Stated problem
Copy out the entries exactly, from the first line to the last.

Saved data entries

____

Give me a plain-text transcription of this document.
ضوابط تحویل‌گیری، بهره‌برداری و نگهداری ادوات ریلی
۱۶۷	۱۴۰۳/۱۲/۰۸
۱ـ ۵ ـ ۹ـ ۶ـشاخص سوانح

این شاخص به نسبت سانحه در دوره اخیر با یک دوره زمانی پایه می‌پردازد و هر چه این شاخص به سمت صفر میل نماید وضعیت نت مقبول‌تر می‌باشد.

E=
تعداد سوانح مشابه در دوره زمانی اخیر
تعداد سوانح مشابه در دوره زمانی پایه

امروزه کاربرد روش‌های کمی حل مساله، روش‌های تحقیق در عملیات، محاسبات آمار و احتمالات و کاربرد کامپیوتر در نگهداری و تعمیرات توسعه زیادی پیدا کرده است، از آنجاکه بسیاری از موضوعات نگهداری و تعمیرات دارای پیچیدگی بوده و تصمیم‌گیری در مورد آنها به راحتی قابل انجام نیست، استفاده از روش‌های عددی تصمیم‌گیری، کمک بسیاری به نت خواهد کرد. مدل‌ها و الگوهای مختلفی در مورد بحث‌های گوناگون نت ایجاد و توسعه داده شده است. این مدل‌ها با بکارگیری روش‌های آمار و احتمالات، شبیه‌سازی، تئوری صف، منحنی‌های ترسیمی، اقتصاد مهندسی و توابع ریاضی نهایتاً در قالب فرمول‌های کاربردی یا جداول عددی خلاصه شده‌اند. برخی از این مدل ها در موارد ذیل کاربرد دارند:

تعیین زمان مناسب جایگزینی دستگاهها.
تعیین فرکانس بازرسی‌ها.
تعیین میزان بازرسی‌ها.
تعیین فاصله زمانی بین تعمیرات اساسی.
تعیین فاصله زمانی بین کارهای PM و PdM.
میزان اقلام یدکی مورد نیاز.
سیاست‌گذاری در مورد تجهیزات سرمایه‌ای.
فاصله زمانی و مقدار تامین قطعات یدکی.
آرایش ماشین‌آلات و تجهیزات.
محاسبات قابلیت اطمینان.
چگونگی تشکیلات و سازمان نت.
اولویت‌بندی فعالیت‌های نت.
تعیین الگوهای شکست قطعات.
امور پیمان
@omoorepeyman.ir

____

Full solution
Give me a plain-text transcription of this document.
ضوابط تحویل‌گیری، بهره‌برداری و نگهداری ادوات ریلی
۱۶۷	۱۴۰۳/۱۲/۰۸
۱ـ ۵ ـ ۹ـ ۶ـشاخص سوانح

این شاخص به نسبت سانحه در دوره اخیر با یک دوره زمانی پایه می‌پردازد و هر چه این شاخص به سمت صفر میل نماید وضعیت نت مقبول‌تر می‌باشد.

E=
تعداد سوانح مشابه در دوره زمانی اخیر
تعداد سوانح مشابه در دوره زمانی پایه

امروزه کاربرد روش‌های کمی حل مساله، روش‌های تحقیق در عملیات، محاسبات آمار و احتمالات و کاربرد کامپیوتر در نگهداری و تعمیرات توسعه زیادی پیدا کرده است، از آنجاکه بسیاری از موضوعات نگهداری و تعمیرات دارای پیچیدگی بوده و تصمیم‌گیری در مورد آنها به راحتی قابل انجام نیست، استفاده از روش‌های عددی تصمیم‌گیری، کمک بسیاری به نت خواهد کرد. مدل‌ها و الگوهای مختلفی در مورد بحث‌های گوناگون نت ایجاد و توسعه داده شده است. این مدل‌ها با بکارگیری روش‌های آمار و احتمالات، شبیه‌سازی، تئوری صف، منحنی‌های ترسیمی، اقتصاد مهندسی و توابع ریاضی نهایتاً در قالب فرمول‌های کاربردی یا جداول عددی خلاصه شده‌اند. برخی از این مدل ها در موارد ذیل کاربرد دارند:

تعیین زمان مناسب جایگزینی دستگاهها.
تعیین فرکانس بازرسی‌ها.
تعیین میزان بازرسی‌ها.
تعیین فاصله زمانی بین تعمیرات اساسی.
تعیین فاصله زمانی بین کارهای PM و PdM.
میزان اقلام یدکی مورد نیاز.
سیاست‌گذاری در مورد تجهیزات سرمایه‌ای.
فاصله زمانی و مقدار تامین قطعات یدکی.
آرایش ماشین‌آلات و تجهیزات.
محاسبات قابلیت اطمینان.
چگونگی تشکیلات و سازمان نت.
اولویت‌بندی فعالیت‌های نت.
تعیین الگوهای شکست قطعات.
امور پیمان
@omoorepeyman.ir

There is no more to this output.